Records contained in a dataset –
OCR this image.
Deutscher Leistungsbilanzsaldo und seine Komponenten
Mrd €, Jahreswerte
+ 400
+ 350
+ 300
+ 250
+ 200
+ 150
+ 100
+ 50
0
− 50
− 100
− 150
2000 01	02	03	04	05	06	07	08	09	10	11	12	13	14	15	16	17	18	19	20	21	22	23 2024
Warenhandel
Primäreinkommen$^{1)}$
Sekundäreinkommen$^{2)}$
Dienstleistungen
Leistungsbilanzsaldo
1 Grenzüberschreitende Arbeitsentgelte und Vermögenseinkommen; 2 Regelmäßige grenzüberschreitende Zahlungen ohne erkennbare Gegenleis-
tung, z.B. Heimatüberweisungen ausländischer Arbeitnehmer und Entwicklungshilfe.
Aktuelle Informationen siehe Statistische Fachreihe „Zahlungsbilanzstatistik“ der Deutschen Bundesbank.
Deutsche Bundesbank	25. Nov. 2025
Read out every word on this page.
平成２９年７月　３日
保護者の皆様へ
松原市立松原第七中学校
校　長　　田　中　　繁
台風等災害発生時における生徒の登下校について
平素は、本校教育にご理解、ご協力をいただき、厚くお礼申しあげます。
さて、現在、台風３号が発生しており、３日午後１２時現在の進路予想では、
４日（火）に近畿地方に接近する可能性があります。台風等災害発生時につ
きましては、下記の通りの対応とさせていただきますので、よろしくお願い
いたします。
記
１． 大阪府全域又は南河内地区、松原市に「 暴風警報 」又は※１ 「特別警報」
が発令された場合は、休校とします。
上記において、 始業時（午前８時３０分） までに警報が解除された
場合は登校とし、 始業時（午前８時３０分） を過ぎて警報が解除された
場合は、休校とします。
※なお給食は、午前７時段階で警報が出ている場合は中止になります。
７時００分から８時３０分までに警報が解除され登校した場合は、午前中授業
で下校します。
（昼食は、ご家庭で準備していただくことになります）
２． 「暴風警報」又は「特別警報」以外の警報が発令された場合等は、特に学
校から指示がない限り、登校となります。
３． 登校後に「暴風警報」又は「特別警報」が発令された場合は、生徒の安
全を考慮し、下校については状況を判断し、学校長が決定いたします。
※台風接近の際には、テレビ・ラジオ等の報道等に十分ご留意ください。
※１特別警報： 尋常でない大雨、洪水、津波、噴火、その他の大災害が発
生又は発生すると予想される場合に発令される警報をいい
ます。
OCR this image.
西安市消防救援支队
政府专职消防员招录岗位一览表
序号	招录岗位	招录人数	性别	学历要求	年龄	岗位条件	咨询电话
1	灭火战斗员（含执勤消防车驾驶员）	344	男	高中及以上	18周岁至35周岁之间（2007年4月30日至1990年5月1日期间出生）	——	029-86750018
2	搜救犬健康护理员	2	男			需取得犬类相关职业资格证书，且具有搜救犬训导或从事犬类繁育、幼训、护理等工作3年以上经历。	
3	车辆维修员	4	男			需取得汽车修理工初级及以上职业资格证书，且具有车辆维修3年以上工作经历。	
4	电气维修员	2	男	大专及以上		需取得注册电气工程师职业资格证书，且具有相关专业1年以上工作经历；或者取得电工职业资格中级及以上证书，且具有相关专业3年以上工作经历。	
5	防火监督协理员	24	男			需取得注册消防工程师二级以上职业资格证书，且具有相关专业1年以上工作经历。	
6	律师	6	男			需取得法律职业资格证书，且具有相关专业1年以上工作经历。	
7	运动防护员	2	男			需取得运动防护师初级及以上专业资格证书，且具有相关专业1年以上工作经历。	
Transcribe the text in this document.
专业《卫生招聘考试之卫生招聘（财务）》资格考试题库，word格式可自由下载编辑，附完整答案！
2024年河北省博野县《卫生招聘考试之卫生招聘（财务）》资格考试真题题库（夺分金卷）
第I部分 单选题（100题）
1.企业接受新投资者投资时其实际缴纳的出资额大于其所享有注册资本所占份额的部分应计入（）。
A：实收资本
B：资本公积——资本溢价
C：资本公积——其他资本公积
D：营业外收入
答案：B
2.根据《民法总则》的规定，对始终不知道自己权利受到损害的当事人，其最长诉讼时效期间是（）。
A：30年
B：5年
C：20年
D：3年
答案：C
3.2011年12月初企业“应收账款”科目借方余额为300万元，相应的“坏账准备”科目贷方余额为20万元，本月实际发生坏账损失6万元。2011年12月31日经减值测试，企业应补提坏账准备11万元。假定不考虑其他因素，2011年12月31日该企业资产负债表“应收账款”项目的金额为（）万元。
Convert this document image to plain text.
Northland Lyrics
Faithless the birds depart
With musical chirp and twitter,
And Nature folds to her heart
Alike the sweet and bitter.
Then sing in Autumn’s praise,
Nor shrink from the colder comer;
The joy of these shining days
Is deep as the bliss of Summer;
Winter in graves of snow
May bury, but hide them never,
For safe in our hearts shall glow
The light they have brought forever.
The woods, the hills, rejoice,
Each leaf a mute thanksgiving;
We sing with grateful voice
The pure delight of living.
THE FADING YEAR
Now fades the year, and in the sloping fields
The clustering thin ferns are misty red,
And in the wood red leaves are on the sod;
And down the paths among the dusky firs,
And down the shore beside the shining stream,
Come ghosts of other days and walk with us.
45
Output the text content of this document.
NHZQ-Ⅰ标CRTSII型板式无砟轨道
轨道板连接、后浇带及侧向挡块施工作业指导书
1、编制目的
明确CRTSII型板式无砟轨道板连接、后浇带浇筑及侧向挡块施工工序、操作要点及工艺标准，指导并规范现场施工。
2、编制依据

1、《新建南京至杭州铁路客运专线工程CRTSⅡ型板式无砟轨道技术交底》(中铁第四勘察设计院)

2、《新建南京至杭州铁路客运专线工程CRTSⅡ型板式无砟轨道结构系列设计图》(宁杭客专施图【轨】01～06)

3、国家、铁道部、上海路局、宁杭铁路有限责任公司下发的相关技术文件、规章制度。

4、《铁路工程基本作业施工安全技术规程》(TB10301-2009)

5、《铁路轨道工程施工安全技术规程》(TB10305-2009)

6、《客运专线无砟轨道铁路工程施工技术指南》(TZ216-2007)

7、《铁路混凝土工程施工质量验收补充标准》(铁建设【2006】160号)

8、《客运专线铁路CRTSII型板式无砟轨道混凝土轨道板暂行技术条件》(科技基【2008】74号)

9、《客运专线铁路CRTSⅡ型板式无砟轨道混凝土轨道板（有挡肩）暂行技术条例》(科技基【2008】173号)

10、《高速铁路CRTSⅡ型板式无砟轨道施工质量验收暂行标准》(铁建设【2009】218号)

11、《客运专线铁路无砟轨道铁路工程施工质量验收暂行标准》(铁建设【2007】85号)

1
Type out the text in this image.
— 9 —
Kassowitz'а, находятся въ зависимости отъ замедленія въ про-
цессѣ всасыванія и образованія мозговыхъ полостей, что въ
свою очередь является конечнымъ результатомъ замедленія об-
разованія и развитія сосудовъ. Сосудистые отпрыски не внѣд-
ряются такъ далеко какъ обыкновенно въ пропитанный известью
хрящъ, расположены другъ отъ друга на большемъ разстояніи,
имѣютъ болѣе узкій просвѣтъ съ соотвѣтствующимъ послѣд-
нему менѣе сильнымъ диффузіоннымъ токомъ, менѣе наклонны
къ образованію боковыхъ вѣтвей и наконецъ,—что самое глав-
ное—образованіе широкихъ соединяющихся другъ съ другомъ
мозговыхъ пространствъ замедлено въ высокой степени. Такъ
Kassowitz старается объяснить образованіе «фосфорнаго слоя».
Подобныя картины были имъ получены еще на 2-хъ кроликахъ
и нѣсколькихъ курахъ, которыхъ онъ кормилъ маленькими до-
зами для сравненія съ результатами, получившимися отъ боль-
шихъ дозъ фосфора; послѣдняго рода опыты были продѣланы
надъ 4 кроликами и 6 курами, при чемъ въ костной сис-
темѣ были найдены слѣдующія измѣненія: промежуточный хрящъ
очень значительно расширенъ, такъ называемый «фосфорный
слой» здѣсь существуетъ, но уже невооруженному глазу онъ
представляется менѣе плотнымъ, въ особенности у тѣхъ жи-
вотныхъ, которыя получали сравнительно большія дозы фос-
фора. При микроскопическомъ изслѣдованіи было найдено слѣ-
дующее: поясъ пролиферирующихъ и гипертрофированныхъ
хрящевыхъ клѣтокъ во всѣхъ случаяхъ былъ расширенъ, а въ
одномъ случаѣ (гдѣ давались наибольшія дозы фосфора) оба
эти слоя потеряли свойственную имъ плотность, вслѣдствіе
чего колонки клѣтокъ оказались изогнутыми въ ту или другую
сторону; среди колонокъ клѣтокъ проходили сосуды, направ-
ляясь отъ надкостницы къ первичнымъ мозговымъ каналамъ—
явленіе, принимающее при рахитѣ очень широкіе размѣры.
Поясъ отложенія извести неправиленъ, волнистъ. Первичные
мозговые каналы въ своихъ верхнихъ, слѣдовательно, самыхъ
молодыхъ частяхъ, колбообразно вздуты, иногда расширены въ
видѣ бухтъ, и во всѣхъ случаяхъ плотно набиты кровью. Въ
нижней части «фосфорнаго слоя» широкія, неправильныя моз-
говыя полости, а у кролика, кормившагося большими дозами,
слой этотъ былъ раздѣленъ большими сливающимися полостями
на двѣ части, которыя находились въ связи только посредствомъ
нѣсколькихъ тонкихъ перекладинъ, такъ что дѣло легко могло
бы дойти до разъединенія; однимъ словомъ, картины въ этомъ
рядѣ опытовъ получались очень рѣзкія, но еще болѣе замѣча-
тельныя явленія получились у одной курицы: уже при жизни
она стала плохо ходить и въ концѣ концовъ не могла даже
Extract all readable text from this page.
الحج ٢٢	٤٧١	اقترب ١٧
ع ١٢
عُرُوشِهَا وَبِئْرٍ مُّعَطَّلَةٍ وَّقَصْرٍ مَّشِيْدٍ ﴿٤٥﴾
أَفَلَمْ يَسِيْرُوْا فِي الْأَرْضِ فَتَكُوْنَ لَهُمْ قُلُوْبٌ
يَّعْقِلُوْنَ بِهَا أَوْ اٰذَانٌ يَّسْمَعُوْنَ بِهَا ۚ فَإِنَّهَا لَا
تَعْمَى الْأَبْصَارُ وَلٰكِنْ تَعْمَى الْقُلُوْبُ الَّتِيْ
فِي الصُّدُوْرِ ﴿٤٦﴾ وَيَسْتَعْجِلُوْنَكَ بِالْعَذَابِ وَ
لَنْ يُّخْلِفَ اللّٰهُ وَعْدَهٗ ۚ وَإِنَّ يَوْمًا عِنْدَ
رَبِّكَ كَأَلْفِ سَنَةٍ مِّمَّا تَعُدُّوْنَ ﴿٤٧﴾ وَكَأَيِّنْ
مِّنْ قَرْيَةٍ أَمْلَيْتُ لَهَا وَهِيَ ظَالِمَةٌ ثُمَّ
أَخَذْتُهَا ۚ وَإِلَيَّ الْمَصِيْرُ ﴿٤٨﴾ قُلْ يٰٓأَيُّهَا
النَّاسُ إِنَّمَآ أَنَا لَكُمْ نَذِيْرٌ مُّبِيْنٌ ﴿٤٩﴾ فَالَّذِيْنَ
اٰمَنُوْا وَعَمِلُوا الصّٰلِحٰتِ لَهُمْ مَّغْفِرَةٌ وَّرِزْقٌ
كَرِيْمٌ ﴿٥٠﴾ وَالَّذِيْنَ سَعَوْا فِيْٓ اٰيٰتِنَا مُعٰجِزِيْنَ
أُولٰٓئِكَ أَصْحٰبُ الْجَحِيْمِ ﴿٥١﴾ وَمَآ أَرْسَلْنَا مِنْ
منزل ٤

Required task –
Which lines in the records above contain the string "from"? Copy each one.

Solution for this task –
Nor shrink from the colder comer;
Extract all readable text from this page.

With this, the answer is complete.